* STATED EXERCISE
Make an exact copy of the data below, leaving out every picture.

┏━━

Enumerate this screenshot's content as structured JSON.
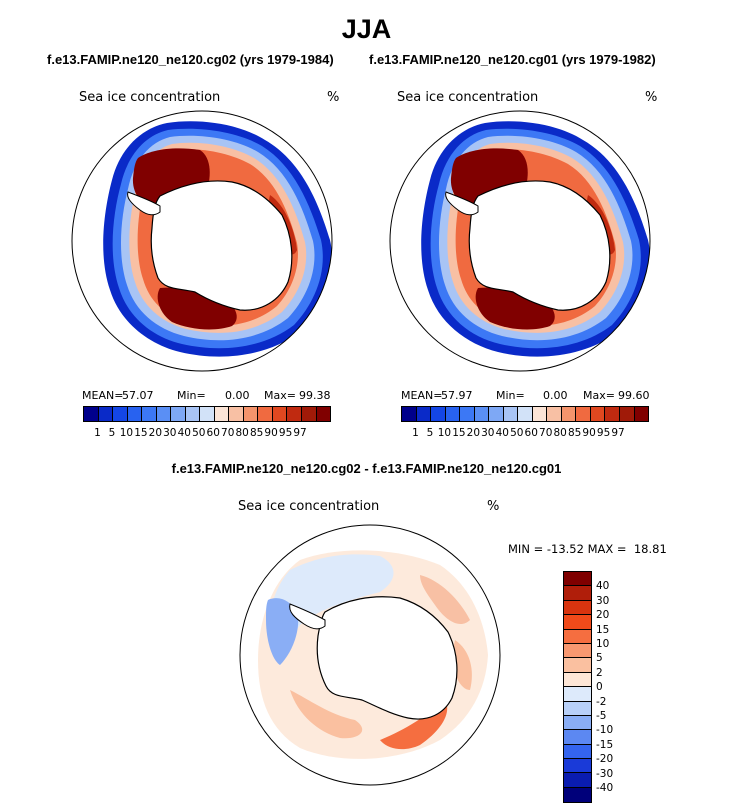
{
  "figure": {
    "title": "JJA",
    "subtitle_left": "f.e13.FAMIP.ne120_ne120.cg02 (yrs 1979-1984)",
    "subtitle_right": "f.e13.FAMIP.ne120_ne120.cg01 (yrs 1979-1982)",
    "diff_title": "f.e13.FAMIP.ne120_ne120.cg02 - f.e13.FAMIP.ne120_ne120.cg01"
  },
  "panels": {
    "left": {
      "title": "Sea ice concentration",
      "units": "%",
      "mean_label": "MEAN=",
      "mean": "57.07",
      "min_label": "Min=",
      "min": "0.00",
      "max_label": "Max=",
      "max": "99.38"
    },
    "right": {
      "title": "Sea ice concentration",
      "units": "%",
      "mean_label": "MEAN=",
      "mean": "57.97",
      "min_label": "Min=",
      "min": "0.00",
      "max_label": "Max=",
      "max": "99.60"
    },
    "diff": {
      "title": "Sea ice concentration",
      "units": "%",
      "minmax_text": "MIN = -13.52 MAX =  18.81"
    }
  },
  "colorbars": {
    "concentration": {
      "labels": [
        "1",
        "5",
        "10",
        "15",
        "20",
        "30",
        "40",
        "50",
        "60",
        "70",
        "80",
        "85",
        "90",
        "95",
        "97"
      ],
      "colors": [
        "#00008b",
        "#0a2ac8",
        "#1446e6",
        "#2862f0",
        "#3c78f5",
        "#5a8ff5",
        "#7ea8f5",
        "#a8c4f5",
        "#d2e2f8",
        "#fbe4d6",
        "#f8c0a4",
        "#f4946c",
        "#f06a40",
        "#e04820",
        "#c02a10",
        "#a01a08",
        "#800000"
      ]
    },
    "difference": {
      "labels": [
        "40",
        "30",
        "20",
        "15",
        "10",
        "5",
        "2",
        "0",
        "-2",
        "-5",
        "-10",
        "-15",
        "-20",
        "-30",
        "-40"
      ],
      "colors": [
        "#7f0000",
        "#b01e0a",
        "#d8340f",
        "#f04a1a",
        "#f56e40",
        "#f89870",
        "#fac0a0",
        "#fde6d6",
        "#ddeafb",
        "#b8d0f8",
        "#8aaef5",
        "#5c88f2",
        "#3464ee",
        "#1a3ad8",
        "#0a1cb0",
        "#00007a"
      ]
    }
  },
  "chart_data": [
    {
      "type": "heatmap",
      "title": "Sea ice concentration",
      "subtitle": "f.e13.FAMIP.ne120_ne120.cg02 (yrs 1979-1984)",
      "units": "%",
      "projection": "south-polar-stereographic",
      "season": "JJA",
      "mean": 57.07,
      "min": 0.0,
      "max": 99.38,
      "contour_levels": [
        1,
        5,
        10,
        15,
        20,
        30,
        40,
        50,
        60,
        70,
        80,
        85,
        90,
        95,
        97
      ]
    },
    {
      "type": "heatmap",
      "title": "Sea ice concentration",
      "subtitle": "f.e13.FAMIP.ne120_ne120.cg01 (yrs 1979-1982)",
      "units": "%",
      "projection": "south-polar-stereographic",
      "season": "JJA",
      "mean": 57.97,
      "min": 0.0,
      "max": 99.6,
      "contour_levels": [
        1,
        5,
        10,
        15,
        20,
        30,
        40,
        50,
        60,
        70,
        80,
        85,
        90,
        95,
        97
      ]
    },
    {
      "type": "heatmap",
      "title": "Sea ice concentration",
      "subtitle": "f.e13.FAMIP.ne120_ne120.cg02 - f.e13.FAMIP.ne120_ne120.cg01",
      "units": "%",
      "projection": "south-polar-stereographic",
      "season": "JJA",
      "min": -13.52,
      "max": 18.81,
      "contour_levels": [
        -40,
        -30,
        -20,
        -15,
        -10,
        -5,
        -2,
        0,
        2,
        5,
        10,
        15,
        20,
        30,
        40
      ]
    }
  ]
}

┗━━

* THE SOLUTION
Enumerate this screenshot's content as structured JSON.
{
  "figure": {
    "title": "JJA",
    "subtitle_left": "f.e13.FAMIP.ne120_ne120.cg02 (yrs 1979-1984)",
    "subtitle_right": "f.e13.FAMIP.ne120_ne120.cg01 (yrs 1979-1982)",
    "diff_title": "f.e13.FAMIP.ne120_ne120.cg02 - f.e13.FAMIP.ne120_ne120.cg01"
  },
  "panels": {
    "left": {
      "title": "Sea ice concentration",
      "units": "%",
      "mean_label": "MEAN=",
      "mean": "57.07",
      "min_label": "Min=",
      "min": "0.00",
      "max_label": "Max=",
      "max": "99.38"
    },
    "right": {
      "title": "Sea ice concentration",
      "units": "%",
      "mean_label": "MEAN=",
      "mean": "57.97",
      "min_label": "Min=",
      "min": "0.00",
      "max_label": "Max=",
      "max": "99.60"
    },
    "diff": {
      "title": "Sea ice concentration",
      "units": "%",
      "minmax_text": "MIN = -13.52 MAX =  18.81"
    }
  },
  "colorbars": {
    "concentration": {
      "labels": [
        "1",
        "5",
        "10",
        "15",
        "20",
        "30",
        "40",
        "50",
        "60",
        "70",
        "80",
        "85",
        "90",
        "95",
        "97"
      ],
      "colors": [
        "#00008b",
        "#0a2ac8",
        "#1446e6",
        "#2862f0",
        "#3c78f5",
        "#5a8ff5",
        "#7ea8f5",
        "#a8c4f5",
        "#d2e2f8",
        "#fbe4d6",
        "#f8c0a4",
        "#f4946c",
        "#f06a40",
        "#e04820",
        "#c02a10",
        "#a01a08",
        "#800000"
      ]
    },
    "difference": {
      "labels": [
        "40",
        "30",
        "20",
        "15",
        "10",
        "5",
        "2",
        "0",
        "-2",
        "-5",
        "-10",
        "-15",
        "-20",
        "-30",
        "-40"
      ],
      "colors": [
        "#7f0000",
        "#b01e0a",
        "#d8340f",
        "#f04a1a",
        "#f56e40",
        "#f89870",
        "#fac0a0",
        "#fde6d6",
        "#ddeafb",
        "#b8d0f8",
        "#8aaef5",
        "#5c88f2",
        "#3464ee",
        "#1a3ad8",
        "#0a1cb0",
        "#00007a"
      ]
    }
  },
  "chart_data": [
    {
      "type": "heatmap",
      "title": "Sea ice concentration",
      "subtitle": "f.e13.FAMIP.ne120_ne120.cg02 (yrs 1979-1984)",
      "units": "%",
      "projection": "south-polar-stereographic",
      "season": "JJA",
      "mean": 57.07,
      "min": 0.0,
      "max": 99.38,
      "contour_levels": [
        1,
        5,
        10,
        15,
        20,
        30,
        40,
        50,
        60,
        70,
        80,
        85,
        90,
        95,
        97
      ]
    },
    {
      "type": "heatmap",
      "title": "Sea ice concentration",
      "subtitle": "f.e13.FAMIP.ne120_ne120.cg01 (yrs 1979-1982)",
      "units": "%",
      "projection": "south-polar-stereographic",
      "season": "JJA",
      "mean": 57.97,
      "min": 0.0,
      "max": 99.6,
      "contour_levels": [
        1,
        5,
        10,
        15,
        20,
        30,
        40,
        50,
        60,
        70,
        80,
        85,
        90,
        95,
        97
      ]
    },
    {
      "type": "heatmap",
      "title": "Sea ice concentration",
      "subtitle": "f.e13.FAMIP.ne120_ne120.cg02 - f.e13.FAMIP.ne120_ne120.cg01",
      "units": "%",
      "projection": "south-polar-stereographic",
      "season": "JJA",
      "min": -13.52,
      "max": 18.81,
      "contour_levels": [
        -40,
        -30,
        -20,
        -15,
        -10,
        -5,
        -2,
        0,
        2,
        5,
        10,
        15,
        20,
        30,
        40
      ]
    }
  ]
}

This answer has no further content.